» Direction
Report each line of the data that includes the word "Minute".

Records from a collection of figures
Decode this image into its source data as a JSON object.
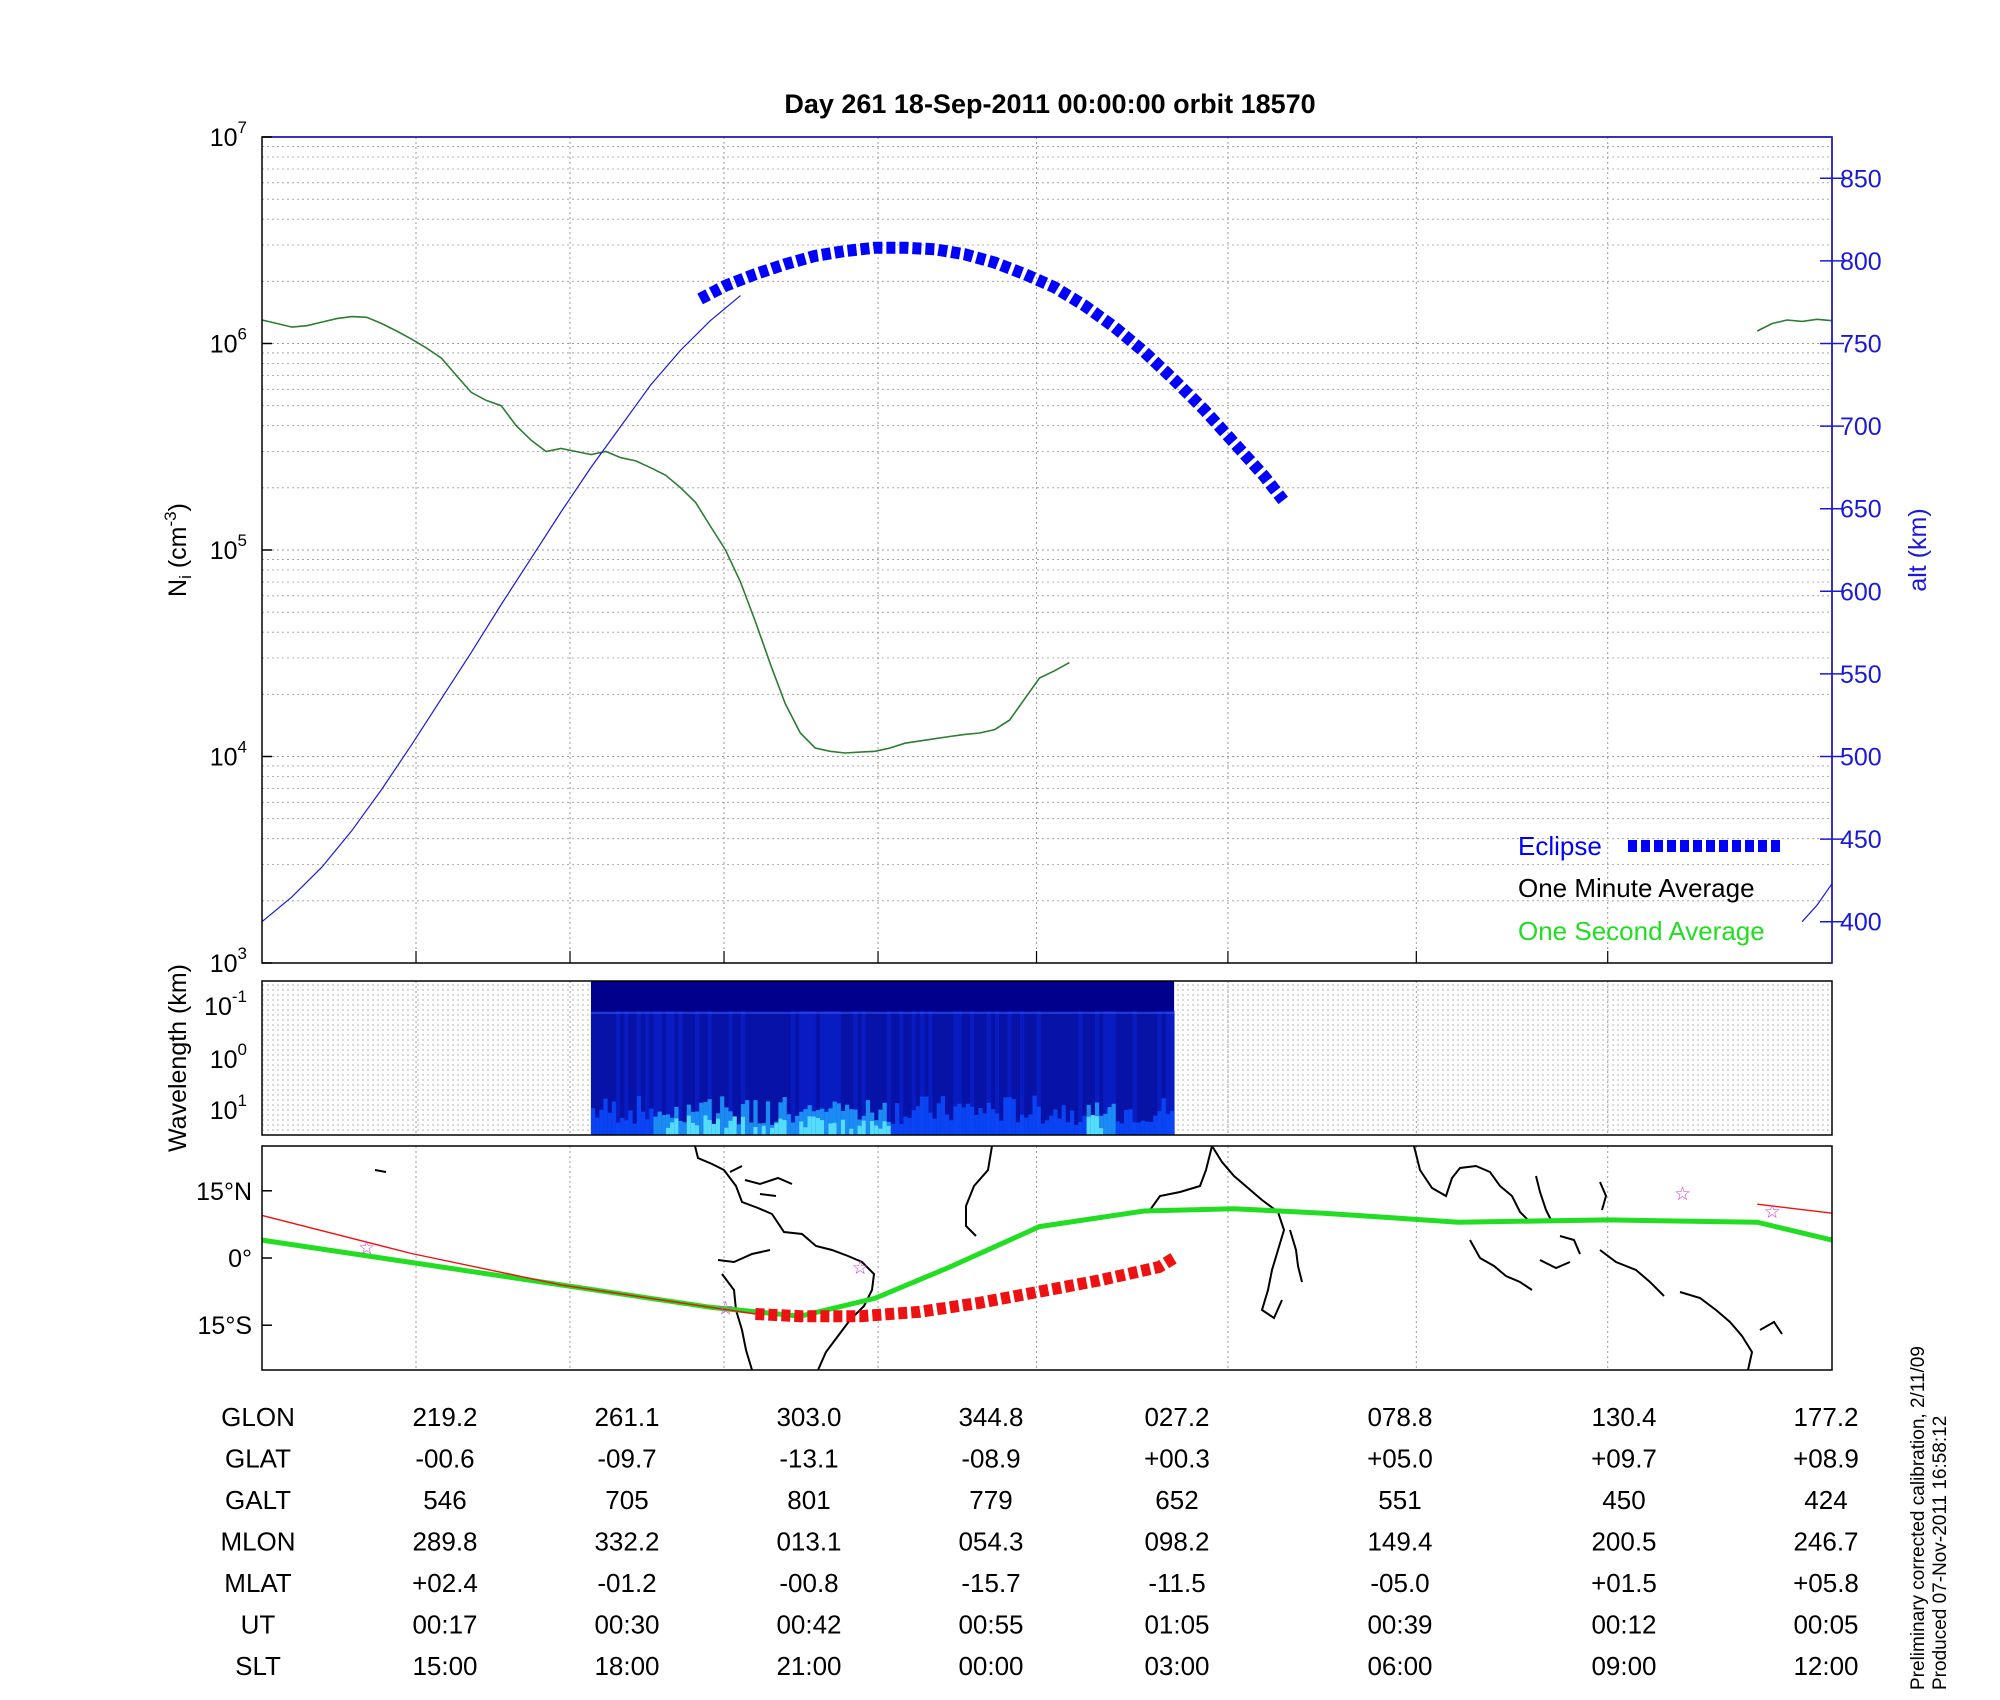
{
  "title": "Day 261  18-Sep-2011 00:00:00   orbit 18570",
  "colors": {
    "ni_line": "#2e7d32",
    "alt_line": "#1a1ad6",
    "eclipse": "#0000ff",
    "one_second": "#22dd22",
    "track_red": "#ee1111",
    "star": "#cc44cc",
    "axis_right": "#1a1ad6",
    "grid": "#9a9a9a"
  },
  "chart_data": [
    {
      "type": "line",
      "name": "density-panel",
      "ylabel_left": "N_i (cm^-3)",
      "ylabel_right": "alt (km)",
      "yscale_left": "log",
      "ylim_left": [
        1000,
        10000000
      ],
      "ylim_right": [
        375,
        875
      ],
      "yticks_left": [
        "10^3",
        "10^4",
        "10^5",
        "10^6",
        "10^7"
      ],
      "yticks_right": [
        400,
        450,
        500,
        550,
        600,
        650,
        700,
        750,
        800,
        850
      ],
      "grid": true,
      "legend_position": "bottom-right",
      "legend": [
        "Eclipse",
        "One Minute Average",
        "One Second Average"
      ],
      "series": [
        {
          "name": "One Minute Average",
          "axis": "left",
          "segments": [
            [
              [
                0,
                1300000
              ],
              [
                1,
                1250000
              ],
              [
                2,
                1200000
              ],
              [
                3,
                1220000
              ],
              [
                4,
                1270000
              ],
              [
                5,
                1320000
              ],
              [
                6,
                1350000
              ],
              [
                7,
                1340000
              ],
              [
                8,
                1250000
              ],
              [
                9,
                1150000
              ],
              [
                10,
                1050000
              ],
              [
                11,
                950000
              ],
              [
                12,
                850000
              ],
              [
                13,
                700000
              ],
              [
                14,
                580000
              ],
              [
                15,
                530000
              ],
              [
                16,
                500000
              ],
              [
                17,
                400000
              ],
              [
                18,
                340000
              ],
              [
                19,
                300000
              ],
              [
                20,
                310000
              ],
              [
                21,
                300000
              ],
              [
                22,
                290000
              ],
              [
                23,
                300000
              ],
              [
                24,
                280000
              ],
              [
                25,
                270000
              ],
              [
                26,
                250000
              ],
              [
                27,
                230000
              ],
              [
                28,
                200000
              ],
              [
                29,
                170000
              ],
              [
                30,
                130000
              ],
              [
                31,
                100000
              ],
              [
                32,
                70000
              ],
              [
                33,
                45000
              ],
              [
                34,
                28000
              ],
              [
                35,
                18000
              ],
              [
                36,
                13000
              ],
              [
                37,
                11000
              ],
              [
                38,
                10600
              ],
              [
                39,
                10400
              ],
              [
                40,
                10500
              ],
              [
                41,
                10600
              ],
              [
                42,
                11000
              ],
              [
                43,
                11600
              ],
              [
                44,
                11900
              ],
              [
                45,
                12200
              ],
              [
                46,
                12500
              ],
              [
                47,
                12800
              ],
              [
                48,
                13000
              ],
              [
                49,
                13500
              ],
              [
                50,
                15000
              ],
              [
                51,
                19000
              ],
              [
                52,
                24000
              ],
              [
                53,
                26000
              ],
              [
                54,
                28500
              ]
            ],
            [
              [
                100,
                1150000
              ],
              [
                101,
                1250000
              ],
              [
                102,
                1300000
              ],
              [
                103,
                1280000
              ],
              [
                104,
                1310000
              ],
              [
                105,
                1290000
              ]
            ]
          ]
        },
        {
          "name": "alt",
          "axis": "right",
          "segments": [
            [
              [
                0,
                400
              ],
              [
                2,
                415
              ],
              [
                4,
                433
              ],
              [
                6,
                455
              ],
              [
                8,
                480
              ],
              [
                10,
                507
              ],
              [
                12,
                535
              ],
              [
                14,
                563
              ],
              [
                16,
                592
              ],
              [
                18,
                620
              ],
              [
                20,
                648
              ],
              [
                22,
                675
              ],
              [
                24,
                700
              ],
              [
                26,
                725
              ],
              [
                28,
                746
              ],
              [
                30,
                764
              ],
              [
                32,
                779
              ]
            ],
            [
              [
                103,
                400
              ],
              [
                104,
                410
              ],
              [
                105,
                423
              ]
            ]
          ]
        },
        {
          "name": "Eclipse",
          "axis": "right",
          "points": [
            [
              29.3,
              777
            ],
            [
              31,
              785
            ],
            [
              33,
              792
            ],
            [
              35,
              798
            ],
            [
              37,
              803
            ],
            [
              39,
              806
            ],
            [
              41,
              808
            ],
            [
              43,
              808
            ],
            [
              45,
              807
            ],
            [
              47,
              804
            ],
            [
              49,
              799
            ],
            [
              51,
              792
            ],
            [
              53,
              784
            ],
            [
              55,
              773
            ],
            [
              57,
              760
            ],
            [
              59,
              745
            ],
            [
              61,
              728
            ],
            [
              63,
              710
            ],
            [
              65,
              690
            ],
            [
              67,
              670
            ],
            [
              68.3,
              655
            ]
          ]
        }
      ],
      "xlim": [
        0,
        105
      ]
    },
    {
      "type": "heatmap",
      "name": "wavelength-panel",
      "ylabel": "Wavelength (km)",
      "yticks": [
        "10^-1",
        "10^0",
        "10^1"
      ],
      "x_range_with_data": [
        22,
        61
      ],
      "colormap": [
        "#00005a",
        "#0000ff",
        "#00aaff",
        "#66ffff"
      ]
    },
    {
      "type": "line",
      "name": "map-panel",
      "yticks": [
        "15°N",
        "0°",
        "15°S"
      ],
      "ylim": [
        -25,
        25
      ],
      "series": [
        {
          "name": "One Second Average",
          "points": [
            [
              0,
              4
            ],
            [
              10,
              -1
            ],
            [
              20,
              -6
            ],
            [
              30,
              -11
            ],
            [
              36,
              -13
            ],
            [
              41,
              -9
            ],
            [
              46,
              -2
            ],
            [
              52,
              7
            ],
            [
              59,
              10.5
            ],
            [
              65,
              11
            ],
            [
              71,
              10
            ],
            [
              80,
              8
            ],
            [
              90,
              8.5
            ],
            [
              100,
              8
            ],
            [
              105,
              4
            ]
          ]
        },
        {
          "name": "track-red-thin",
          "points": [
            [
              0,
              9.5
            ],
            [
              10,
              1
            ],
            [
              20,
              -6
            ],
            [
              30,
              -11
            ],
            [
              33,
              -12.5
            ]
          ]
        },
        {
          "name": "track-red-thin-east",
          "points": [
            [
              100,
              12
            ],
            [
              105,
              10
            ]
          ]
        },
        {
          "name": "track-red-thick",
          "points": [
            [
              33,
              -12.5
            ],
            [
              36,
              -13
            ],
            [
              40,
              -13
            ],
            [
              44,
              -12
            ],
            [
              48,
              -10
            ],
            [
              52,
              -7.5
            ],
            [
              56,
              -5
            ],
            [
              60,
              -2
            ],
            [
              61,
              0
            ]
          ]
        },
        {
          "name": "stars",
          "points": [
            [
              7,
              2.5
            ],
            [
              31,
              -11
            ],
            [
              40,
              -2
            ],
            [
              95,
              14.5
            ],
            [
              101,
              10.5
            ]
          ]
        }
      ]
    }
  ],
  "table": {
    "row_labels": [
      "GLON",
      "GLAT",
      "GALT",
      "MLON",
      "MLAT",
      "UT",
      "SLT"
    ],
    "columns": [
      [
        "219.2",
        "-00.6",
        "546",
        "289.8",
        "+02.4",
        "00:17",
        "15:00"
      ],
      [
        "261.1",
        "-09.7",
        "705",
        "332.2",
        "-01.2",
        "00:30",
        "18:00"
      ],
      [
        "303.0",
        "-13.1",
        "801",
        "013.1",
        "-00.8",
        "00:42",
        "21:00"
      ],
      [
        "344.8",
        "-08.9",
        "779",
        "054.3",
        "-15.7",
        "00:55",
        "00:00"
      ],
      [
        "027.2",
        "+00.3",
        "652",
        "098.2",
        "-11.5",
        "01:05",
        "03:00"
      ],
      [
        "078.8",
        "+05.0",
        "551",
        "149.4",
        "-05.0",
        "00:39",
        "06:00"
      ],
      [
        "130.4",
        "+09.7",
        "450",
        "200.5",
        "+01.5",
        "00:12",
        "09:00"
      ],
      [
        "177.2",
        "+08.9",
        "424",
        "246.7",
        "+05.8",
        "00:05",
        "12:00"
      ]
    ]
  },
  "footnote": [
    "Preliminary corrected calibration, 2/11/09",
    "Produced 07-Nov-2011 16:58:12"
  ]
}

» Output for this exercise
        "One Minute Average",
          "name": "One Minute Average",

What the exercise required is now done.